SUPPLIED MATERIAL >>
== == ==
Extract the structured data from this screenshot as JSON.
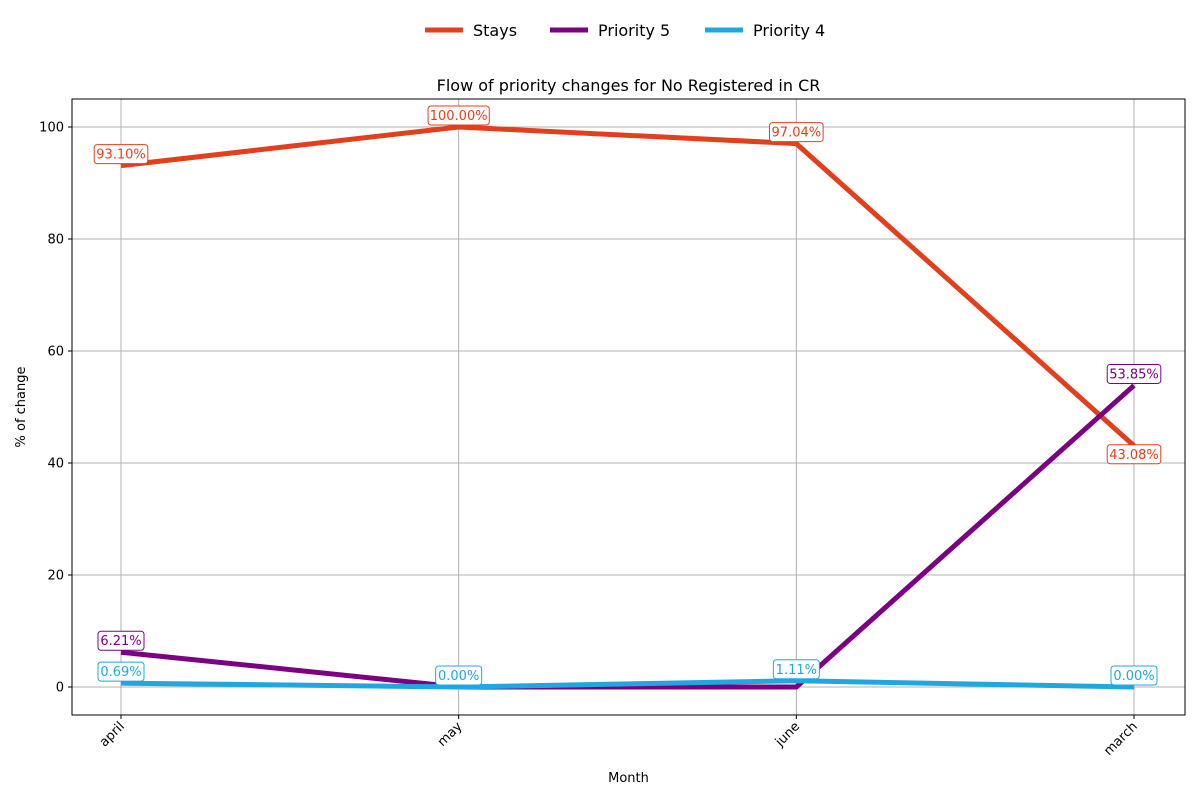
{
  "chart_data": {
    "type": "line",
    "title": "Flow of priority changes for No Registered in CR",
    "xlabel": "Month",
    "ylabel": "% of change",
    "categories": [
      "april",
      "may",
      "june",
      "march"
    ],
    "ylim": [
      -5,
      105
    ],
    "yticks": [
      0,
      20,
      40,
      60,
      80,
      100
    ],
    "grid": true,
    "legend_position": "top-center",
    "series": [
      {
        "name": "Stays",
        "color": "#e2401c",
        "values": [
          93.1,
          100.0,
          97.04,
          43.08
        ],
        "labels": [
          "93.10%",
          "100.00%",
          "97.04%",
          "43.08%"
        ]
      },
      {
        "name": "Priority 5",
        "color": "#7b0082",
        "values": [
          6.21,
          0.0,
          0.0,
          53.85
        ],
        "labels": [
          "6.21%",
          "",
          "",
          "53.85%"
        ]
      },
      {
        "name": "Priority 4",
        "color": "#1fa8e0",
        "values": [
          0.69,
          0.0,
          1.11,
          0.0
        ],
        "labels": [
          "0.69%",
          "0.00%",
          "1.11%",
          "0.00%"
        ]
      }
    ]
  }
}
== == ==
TO DO >> Copy all the entries word for word. Omit any pictures.

ANSWER TO THE TASK >>
Extract the structured data from this screenshot as JSON.
{
  "chart_data": {
    "type": "line",
    "title": "Flow of priority changes for No Registered in CR",
    "xlabel": "Month",
    "ylabel": "% of change",
    "categories": [
      "april",
      "may",
      "june",
      "march"
    ],
    "ylim": [
      -5,
      105
    ],
    "yticks": [
      0,
      20,
      40,
      60,
      80,
      100
    ],
    "grid": true,
    "legend_position": "top-center",
    "series": [
      {
        "name": "Stays",
        "color": "#e2401c",
        "values": [
          93.1,
          100.0,
          97.04,
          43.08
        ],
        "labels": [
          "93.10%",
          "100.00%",
          "97.04%",
          "43.08%"
        ]
      },
      {
        "name": "Priority 5",
        "color": "#7b0082",
        "values": [
          6.21,
          0.0,
          0.0,
          53.85
        ],
        "labels": [
          "6.21%",
          "",
          "",
          "53.85%"
        ]
      },
      {
        "name": "Priority 4",
        "color": "#1fa8e0",
        "values": [
          0.69,
          0.0,
          1.11,
          0.0
        ],
        "labels": [
          "0.69%",
          "0.00%",
          "1.11%",
          "0.00%"
        ]
      }
    ]
  }
}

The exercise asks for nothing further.